**EXERCISE REQUIREMENTS**
Everything in the listing should be restated word for word.

**LISTING**
----

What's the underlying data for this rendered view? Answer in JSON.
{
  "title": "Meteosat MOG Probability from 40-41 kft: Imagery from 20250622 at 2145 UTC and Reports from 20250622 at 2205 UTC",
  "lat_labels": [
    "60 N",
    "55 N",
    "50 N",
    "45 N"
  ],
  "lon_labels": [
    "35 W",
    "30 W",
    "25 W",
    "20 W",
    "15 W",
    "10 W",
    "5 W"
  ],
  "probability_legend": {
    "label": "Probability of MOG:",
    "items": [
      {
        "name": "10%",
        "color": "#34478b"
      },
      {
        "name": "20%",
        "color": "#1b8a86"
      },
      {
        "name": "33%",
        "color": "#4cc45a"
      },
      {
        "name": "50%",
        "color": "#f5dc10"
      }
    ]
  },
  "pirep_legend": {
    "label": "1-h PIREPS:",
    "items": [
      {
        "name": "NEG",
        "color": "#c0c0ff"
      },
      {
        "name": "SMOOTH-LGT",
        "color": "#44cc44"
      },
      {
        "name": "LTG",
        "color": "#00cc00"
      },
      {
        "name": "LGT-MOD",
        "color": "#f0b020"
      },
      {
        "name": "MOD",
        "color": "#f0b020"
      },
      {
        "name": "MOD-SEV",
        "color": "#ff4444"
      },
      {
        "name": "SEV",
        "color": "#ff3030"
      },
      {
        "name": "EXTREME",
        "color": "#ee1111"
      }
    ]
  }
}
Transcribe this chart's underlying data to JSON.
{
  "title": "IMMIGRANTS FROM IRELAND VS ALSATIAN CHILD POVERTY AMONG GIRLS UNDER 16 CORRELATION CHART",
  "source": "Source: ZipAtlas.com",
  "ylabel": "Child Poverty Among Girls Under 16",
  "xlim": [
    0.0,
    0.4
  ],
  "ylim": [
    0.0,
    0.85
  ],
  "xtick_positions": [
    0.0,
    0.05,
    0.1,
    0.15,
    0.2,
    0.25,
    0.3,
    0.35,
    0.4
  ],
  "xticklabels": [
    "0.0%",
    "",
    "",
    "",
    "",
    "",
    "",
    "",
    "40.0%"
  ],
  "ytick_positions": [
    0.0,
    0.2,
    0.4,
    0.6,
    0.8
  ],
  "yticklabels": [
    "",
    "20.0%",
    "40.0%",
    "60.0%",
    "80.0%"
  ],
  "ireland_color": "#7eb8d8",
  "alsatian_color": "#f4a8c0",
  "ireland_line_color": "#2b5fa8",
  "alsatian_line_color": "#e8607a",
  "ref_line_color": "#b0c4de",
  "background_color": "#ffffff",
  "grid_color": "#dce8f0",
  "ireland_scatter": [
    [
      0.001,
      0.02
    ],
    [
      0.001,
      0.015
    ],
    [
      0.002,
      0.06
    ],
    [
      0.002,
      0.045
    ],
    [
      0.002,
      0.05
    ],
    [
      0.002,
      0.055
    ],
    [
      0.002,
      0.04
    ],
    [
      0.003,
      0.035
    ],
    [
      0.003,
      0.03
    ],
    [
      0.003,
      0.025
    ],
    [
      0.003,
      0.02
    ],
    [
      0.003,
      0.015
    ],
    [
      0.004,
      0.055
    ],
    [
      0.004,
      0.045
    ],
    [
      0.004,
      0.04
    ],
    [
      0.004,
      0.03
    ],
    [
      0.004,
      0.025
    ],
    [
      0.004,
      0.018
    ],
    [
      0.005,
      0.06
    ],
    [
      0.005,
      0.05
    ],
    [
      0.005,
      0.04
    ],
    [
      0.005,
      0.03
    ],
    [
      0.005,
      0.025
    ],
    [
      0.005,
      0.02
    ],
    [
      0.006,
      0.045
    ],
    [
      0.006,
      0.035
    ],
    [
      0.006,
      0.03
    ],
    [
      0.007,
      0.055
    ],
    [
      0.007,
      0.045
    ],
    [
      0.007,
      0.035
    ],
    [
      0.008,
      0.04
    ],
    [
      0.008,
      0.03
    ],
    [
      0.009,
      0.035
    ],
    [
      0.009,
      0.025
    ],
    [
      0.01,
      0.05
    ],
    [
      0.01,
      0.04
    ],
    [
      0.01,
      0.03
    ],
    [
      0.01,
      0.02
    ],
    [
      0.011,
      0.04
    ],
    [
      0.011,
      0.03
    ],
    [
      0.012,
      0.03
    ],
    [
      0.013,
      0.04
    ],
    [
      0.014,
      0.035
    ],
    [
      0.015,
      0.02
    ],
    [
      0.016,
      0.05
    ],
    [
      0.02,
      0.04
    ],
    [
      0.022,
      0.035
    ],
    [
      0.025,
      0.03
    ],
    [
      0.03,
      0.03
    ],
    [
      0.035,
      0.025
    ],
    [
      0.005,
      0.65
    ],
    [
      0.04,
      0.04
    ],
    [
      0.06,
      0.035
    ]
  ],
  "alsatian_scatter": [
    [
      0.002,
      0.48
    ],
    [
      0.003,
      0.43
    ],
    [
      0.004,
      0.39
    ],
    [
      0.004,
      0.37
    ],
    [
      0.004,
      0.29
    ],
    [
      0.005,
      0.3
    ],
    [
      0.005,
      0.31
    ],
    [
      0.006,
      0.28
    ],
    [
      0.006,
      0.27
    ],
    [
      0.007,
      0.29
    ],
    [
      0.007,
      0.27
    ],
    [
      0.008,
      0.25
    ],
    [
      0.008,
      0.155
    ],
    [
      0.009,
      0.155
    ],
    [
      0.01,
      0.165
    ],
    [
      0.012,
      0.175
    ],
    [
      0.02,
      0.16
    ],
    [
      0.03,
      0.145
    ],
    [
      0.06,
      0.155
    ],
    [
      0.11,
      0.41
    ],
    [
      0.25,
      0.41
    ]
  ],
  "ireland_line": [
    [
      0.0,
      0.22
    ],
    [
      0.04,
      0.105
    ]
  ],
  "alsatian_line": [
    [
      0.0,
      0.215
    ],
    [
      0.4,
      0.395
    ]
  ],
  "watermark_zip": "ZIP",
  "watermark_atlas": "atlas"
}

----

**SOLUTION TO THIS EXERCISE**
What's the underlying data for this rendered view? Answer in JSON.
{
  "title": "Meteosat MOG Probability from 40-41 kft: Imagery from 20250622 at 2145 UTC and Reports from 20250622 at 2205 UTC",
  "lat_labels": [
    "60 N",
    "55 N",
    "50 N",
    "45 N"
  ],
  "lon_labels": [
    "35 W",
    "30 W",
    "25 W",
    "20 W",
    "15 W",
    "10 W",
    "5 W"
  ],
  "probability_legend": {
    "label": "Probability of MOG:",
    "items": [
      {
        "name": "10%",
        "color": "#34478b"
      },
      {
        "name": "20%",
        "color": "#1b8a86"
      },
      {
        "name": "33%",
        "color": "#4cc45a"
      },
      {
        "name": "50%",
        "color": "#f5dc10"
      }
    ]
  },
  "pirep_legend": {
    "label": "1-h PIREPS:",
    "items": [
      {
        "name": "NEG",
        "color": "#c0c0ff"
      },
      {
        "name": "SMOOTH-LGT",
        "color": "#44cc44"
      },
      {
        "name": "LTG",
        "color": "#00cc00"
      },
      {
        "name": "LGT-MOD",
        "color": "#f0b020"
      },
      {
        "name": "MOD",
        "color": "#f0b020"
      },
      {
        "name": "MOD-SEV",
        "color": "#ff4444"
      },
      {
        "name": "SEV",
        "color": "#ff3030"
      },
      {
        "name": "EXTREME",
        "color": "#ee1111"
      }
    ]
  }
}
Transcribe this chart's underlying data to JSON.
{
  "title": "IMMIGRANTS FROM IRELAND VS ALSATIAN CHILD POVERTY AMONG GIRLS UNDER 16 CORRELATION CHART",
  "source": "Source: ZipAtlas.com",
  "ylabel": "Child Poverty Among Girls Under 16",
  "xlim": [
    0.0,
    0.4
  ],
  "ylim": [
    0.0,
    0.85
  ],
  "xtick_positions": [
    0.0,
    0.05,
    0.1,
    0.15,
    0.2,
    0.25,
    0.3,
    0.35,
    0.4
  ],
  "xticklabels": [
    "0.0%",
    "",
    "",
    "",
    "",
    "",
    "",
    "",
    "40.0%"
  ],
  "ytick_positions": [
    0.0,
    0.2,
    0.4,
    0.6,
    0.8
  ],
  "yticklabels": [
    "",
    "20.0%",
    "40.0%",
    "60.0%",
    "80.0%"
  ],
  "ireland_color": "#7eb8d8",
  "alsatian_color": "#f4a8c0",
  "ireland_line_color": "#2b5fa8",
  "alsatian_line_color": "#e8607a",
  "ref_line_color": "#b0c4de",
  "background_color": "#ffffff",
  "grid_color": "#dce8f0",
  "ireland_scatter": [
    [
      0.001,
      0.02
    ],
    [
      0.001,
      0.015
    ],
    [
      0.002,
      0.06
    ],
    [
      0.002,
      0.045
    ],
    [
      0.002,
      0.05
    ],
    [
      0.002,
      0.055
    ],
    [
      0.002,
      0.04
    ],
    [
      0.003,
      0.035
    ],
    [
      0.003,
      0.03
    ],
    [
      0.003,
      0.025
    ],
    [
      0.003,
      0.02
    ],
    [
      0.003,
      0.015
    ],
    [
      0.004,
      0.055
    ],
    [
      0.004,
      0.045
    ],
    [
      0.004,
      0.04
    ],
    [
      0.004,
      0.03
    ],
    [
      0.004,
      0.025
    ],
    [
      0.004,
      0.018
    ],
    [
      0.005,
      0.06
    ],
    [
      0.005,
      0.05
    ],
    [
      0.005,
      0.04
    ],
    [
      0.005,
      0.03
    ],
    [
      0.005,
      0.025
    ],
    [
      0.005,
      0.02
    ],
    [
      0.006,
      0.045
    ],
    [
      0.006,
      0.035
    ],
    [
      0.006,
      0.03
    ],
    [
      0.007,
      0.055
    ],
    [
      0.007,
      0.045
    ],
    [
      0.007,
      0.035
    ],
    [
      0.008,
      0.04
    ],
    [
      0.008,
      0.03
    ],
    [
      0.009,
      0.035
    ],
    [
      0.009,
      0.025
    ],
    [
      0.01,
      0.05
    ],
    [
      0.01,
      0.04
    ],
    [
      0.01,
      0.03
    ],
    [
      0.01,
      0.02
    ],
    [
      0.011,
      0.04
    ],
    [
      0.011,
      0.03
    ],
    [
      0.012,
      0.03
    ],
    [
      0.013,
      0.04
    ],
    [
      0.014,
      0.035
    ],
    [
      0.015,
      0.02
    ],
    [
      0.016,
      0.05
    ],
    [
      0.02,
      0.04
    ],
    [
      0.022,
      0.035
    ],
    [
      0.025,
      0.03
    ],
    [
      0.03,
      0.03
    ],
    [
      0.035,
      0.025
    ],
    [
      0.005,
      0.65
    ],
    [
      0.04,
      0.04
    ],
    [
      0.06,
      0.035
    ]
  ],
  "alsatian_scatter": [
    [
      0.002,
      0.48
    ],
    [
      0.003,
      0.43
    ],
    [
      0.004,
      0.39
    ],
    [
      0.004,
      0.37
    ],
    [
      0.004,
      0.29
    ],
    [
      0.005,
      0.3
    ],
    [
      0.005,
      0.31
    ],
    [
      0.006,
      0.28
    ],
    [
      0.006,
      0.27
    ],
    [
      0.007,
      0.29
    ],
    [
      0.007,
      0.27
    ],
    [
      0.008,
      0.25
    ],
    [
      0.008,
      0.155
    ],
    [
      0.009,
      0.155
    ],
    [
      0.01,
      0.165
    ],
    [
      0.012,
      0.175
    ],
    [
      0.02,
      0.16
    ],
    [
      0.03,
      0.145
    ],
    [
      0.06,
      0.155
    ],
    [
      0.11,
      0.41
    ],
    [
      0.25,
      0.41
    ]
  ],
  "ireland_line": [
    [
      0.0,
      0.22
    ],
    [
      0.04,
      0.105
    ]
  ],
  "alsatian_line": [
    [
      0.0,
      0.215
    ],
    [
      0.4,
      0.395
    ]
  ],
  "watermark_zip": "ZIP",
  "watermark_atlas": "atlas"
}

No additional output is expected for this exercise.